[Dataset entries]
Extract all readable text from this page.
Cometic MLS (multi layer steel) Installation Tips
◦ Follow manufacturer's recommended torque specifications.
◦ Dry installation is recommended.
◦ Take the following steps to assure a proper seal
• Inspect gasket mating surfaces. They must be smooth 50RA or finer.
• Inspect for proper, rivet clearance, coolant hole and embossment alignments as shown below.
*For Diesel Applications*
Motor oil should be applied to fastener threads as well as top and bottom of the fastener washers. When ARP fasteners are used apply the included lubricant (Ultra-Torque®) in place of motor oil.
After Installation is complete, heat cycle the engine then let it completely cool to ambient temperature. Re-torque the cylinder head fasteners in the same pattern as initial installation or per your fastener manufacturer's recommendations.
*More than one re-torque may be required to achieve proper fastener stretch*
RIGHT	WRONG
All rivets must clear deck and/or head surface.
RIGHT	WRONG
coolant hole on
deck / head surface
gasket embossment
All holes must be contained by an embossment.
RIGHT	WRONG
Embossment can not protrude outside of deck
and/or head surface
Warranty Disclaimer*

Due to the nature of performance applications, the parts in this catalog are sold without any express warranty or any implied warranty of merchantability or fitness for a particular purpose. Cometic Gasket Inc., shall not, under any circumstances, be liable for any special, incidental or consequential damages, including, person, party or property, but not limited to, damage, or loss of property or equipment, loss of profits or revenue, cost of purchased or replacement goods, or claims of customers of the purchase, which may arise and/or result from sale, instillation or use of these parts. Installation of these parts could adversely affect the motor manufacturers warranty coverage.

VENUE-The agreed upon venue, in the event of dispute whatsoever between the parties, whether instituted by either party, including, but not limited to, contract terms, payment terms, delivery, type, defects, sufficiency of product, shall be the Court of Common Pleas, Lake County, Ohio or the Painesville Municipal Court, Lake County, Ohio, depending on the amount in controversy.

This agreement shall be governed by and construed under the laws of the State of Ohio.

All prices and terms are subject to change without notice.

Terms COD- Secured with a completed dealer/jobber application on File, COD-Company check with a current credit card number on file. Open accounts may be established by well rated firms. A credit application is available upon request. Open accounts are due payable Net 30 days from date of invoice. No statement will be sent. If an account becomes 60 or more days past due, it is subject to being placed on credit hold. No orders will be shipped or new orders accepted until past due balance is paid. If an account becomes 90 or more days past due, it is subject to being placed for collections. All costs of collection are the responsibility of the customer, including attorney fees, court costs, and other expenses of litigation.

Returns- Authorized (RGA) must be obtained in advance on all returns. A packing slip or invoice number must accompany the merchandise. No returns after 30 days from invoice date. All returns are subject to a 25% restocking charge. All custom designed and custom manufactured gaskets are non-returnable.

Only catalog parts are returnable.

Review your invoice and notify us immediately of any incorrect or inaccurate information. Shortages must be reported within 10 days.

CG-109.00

### Work to complete
Reproduce the material exactly, with every line intact.

### Answer
Extract all readable text from this page.
Cometic MLS (multi layer steel) Installation Tips
◦ Follow manufacturer's recommended torque specifications.
◦ Dry installation is recommended.
◦ Take the following steps to assure a proper seal
• Inspect gasket mating surfaces. They must be smooth 50RA or finer.
• Inspect for proper, rivet clearance, coolant hole and embossment alignments as shown below.
*For Diesel Applications*
Motor oil should be applied to fastener threads as well as top and bottom of the fastener washers. When ARP fasteners are used apply the included lubricant (Ultra-Torque®) in place of motor oil.
After Installation is complete, heat cycle the engine then let it completely cool to ambient temperature. Re-torque the cylinder head fasteners in the same pattern as initial installation or per your fastener manufacturer's recommendations.
*More than one re-torque may be required to achieve proper fastener stretch*
RIGHT	WRONG
All rivets must clear deck and/or head surface.
RIGHT	WRONG
coolant hole on
deck / head surface
gasket embossment
All holes must be contained by an embossment.
RIGHT	WRONG
Embossment can not protrude outside of deck
and/or head surface
Warranty Disclaimer*

Due to the nature of performance applications, the parts in this catalog are sold without any express warranty or any implied warranty of merchantability or fitness for a particular purpose. Cometic Gasket Inc., shall not, under any circumstances, be liable for any special, incidental or consequential damages, including, person, party or property, but not limited to, damage, or loss of property or equipment, loss of profits or revenue, cost of purchased or replacement goods, or claims of customers of the purchase, which may arise and/or result from sale, instillation or use of these parts. Installation of these parts could adversely affect the motor manufacturers warranty coverage.

VENUE-The agreed upon venue, in the event of dispute whatsoever between the parties, whether instituted by either party, including, but not limited to, contract terms, payment terms, delivery, type, defects, sufficiency of product, shall be the Court of Common Pleas, Lake County, Ohio or the Painesville Municipal Court, Lake County, Ohio, depending on the amount in controversy.

This agreement shall be governed by and construed under the laws of the State of Ohio.

All prices and terms are subject to change without notice.

Terms COD- Secured with a completed dealer/jobber application on File, COD-Company check with a current credit card number on file. Open accounts may be established by well rated firms. A credit application is available upon request. Open accounts are due payable Net 30 days from date of invoice. No statement will be sent. If an account becomes 60 or more days past due, it is subject to being placed on credit hold. No orders will be shipped or new orders accepted until past due balance is paid. If an account becomes 90 or more days past due, it is subject to being placed for collections. All costs of collection are the responsibility of the customer, including attorney fees, court costs, and other expenses of litigation.

Returns- Authorized (RGA) must be obtained in advance on all returns. A packing slip or invoice number must accompany the merchandise. No returns after 30 days from invoice date. All returns are subject to a 25% restocking charge. All custom designed and custom manufactured gaskets are non-returnable.

Only catalog parts are returnable.

Review your invoice and notify us immediately of any incorrect or inaccurate information. Shortages must be reported within 10 days.

CG-109.00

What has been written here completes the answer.